Exercise directions: Below is the data. Give it again, complete and exact.

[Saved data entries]
* * *

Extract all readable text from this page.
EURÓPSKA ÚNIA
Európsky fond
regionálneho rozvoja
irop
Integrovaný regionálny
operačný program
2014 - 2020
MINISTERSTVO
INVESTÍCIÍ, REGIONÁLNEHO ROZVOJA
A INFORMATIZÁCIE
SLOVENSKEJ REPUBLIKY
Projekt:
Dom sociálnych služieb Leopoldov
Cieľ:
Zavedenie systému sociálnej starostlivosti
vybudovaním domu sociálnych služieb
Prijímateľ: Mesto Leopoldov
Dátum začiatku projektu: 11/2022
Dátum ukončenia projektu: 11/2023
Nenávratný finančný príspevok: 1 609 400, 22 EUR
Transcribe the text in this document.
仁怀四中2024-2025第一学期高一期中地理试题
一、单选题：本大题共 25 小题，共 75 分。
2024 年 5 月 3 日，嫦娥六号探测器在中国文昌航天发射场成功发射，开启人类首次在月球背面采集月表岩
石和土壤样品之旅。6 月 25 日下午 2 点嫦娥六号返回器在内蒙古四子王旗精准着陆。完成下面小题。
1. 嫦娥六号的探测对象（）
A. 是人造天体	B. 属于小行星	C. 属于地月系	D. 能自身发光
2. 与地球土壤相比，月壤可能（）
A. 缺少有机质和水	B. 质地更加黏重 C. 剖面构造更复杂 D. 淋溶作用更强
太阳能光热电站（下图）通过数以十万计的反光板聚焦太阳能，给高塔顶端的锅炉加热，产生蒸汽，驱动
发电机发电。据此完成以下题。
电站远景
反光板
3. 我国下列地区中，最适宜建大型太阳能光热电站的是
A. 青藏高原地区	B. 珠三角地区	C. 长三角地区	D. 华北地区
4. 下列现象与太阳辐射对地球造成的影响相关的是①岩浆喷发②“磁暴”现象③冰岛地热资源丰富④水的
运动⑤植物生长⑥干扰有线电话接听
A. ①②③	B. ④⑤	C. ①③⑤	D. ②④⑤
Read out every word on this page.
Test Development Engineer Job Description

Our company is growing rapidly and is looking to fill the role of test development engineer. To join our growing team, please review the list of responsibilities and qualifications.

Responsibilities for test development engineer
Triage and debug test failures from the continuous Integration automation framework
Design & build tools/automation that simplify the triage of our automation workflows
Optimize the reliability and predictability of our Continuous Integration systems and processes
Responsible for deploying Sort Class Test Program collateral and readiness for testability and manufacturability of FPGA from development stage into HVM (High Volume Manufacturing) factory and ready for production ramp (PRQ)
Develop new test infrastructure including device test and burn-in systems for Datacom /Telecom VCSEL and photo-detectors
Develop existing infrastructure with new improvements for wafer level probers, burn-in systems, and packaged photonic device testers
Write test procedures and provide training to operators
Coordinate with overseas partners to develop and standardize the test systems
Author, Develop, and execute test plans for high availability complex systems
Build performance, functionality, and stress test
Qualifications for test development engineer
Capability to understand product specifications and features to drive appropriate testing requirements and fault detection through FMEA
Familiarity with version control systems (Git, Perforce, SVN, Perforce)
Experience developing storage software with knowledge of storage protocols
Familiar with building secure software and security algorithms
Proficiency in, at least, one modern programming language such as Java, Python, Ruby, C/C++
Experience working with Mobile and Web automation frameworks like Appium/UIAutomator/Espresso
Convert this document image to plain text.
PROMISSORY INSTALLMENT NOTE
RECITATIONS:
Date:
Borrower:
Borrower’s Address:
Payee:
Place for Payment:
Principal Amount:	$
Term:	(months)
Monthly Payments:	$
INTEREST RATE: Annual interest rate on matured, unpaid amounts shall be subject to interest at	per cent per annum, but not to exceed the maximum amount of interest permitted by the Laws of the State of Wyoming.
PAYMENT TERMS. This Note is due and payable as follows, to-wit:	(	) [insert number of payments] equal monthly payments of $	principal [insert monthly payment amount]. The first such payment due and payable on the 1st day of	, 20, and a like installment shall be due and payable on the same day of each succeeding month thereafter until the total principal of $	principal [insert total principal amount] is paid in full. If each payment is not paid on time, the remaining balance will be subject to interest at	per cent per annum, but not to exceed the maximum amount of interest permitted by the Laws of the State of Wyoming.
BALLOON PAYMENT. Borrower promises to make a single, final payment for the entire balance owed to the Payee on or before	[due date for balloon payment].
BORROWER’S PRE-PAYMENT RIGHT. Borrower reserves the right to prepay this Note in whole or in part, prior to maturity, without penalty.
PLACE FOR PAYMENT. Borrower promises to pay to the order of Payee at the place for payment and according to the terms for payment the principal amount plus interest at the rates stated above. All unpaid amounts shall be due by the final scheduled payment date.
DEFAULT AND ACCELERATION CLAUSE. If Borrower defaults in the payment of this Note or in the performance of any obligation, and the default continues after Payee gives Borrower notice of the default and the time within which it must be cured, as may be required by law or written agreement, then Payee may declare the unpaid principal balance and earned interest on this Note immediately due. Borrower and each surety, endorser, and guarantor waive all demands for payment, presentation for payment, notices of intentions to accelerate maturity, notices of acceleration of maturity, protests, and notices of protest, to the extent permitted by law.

* * *

Exercise answer:
Extract all readable text from this page.
EURÓPSKA ÚNIA
Európsky fond
regionálneho rozvoja
irop
Integrovaný regionálny
operačný program
2014 - 2020
MINISTERSTVO
INVESTÍCIÍ, REGIONÁLNEHO ROZVOJA
A INFORMATIZÁCIE
SLOVENSKEJ REPUBLIKY
Projekt:
Dom sociálnych služieb Leopoldov
Cieľ:
Zavedenie systému sociálnej starostlivosti
vybudovaním domu sociálnych služieb
Prijímateľ: Mesto Leopoldov
Dátum začiatku projektu: 11/2022
Dátum ukončenia projektu: 11/2023
Nenávratný finančný príspevok: 1 609 400, 22 EUR
Transcribe the text in this document.
仁怀四中2024-2025第一学期高一期中地理试题
一、单选题：本大题共 25 小题，共 75 分。
2024 年 5 月 3 日，嫦娥六号探测器在中国文昌航天发射场成功发射，开启人类首次在月球背面采集月表岩
石和土壤样品之旅。6 月 25 日下午 2 点嫦娥六号返回器在内蒙古四子王旗精准着陆。完成下面小题。
1. 嫦娥六号的探测对象（）
A. 是人造天体	B. 属于小行星	C. 属于地月系	D. 能自身发光
2. 与地球土壤相比，月壤可能（）
A. 缺少有机质和水	B. 质地更加黏重 C. 剖面构造更复杂 D. 淋溶作用更强
太阳能光热电站（下图）通过数以十万计的反光板聚焦太阳能，给高塔顶端的锅炉加热，产生蒸汽，驱动
发电机发电。据此完成以下题。
电站远景
反光板
3. 我国下列地区中，最适宜建大型太阳能光热电站的是
A. 青藏高原地区	B. 珠三角地区	C. 长三角地区	D. 华北地区
4. 下列现象与太阳辐射对地球造成的影响相关的是①岩浆喷发②“磁暴”现象③冰岛地热资源丰富④水的
运动⑤植物生长⑥干扰有线电话接听
A. ①②③	B. ④⑤	C. ①③⑤	D. ②④⑤
Read out every word on this page.
Test Development Engineer Job Description

Our company is growing rapidly and is looking to fill the role of test development engineer. To join our growing team, please review the list of responsibilities and qualifications.

Responsibilities for test development engineer
Triage and debug test failures from the continuous Integration automation framework
Design & build tools/automation that simplify the triage of our automation workflows
Optimize the reliability and predictability of our Continuous Integration systems and processes
Responsible for deploying Sort Class Test Program collateral and readiness for testability and manufacturability of FPGA from development stage into HVM (High Volume Manufacturing) factory and ready for production ramp (PRQ)
Develop new test infrastructure including device test and burn-in systems for Datacom /Telecom VCSEL and photo-detectors
Develop existing infrastructure with new improvements for wafer level probers, burn-in systems, and packaged photonic device testers
Write test procedures and provide training to operators
Coordinate with overseas partners to develop and standardize the test systems
Author, Develop, and execute test plans for high availability complex systems
Build performance, functionality, and stress test
Qualifications for test development engineer
Capability to understand product specifications and features to drive appropriate testing requirements and fault detection through FMEA
Familiarity with version control systems (Git, Perforce, SVN, Perforce)
Experience developing storage software with knowledge of storage protocols
Familiar with building secure software and security algorithms
Proficiency in, at least, one modern programming language such as Java, Python, Ruby, C/C++
Experience working with Mobile and Web automation frameworks like Appium/UIAutomator/Espresso
Convert this document image to plain text.
PROMISSORY INSTALLMENT NOTE
RECITATIONS:
Date:
Borrower:
Borrower’s Address:
Payee:
Place for Payment:
Principal Amount:	$
Term:	(months)
Monthly Payments:	$
INTEREST RATE: Annual interest rate on matured, unpaid amounts shall be subject to interest at	per cent per annum, but not to exceed the maximum amount of interest permitted by the Laws of the State of Wyoming.
PAYMENT TERMS. This Note is due and payable as follows, to-wit:	(	) [insert number of payments] equal monthly payments of $	principal [insert monthly payment amount]. The first such payment due and payable on the 1st day of	, 20, and a like installment shall be due and payable on the same day of each succeeding month thereafter until the total principal of $	principal [insert total principal amount] is paid in full. If each payment is not paid on time, the remaining balance will be subject to interest at	per cent per annum, but not to exceed the maximum amount of interest permitted by the Laws of the State of Wyoming.
BALLOON PAYMENT. Borrower promises to make a single, final payment for the entire balance owed to the Payee on or before	[due date for balloon payment].
BORROWER’S PRE-PAYMENT RIGHT. Borrower reserves the right to prepay this Note in whole or in part, prior to maturity, without penalty.
PLACE FOR PAYMENT. Borrower promises to pay to the order of Payee at the place for payment and according to the terms for payment the principal amount plus interest at the rates stated above. All unpaid amounts shall be due by the final scheduled payment date.
DEFAULT AND ACCELERATION CLAUSE. If Borrower defaults in the payment of this Note or in the performance of any obligation, and the default continues after Payee gives Borrower notice of the default and the time within which it must be cured, as may be required by law or written agreement, then Payee may declare the unpaid principal balance and earned interest on this Note immediately due. Borrower and each surety, endorser, and guarantor waive all demands for payment, presentation for payment, notices of intentions to accelerate maturity, notices of acceleration of maturity, protests, and notices of protest, to the extent permitted by law.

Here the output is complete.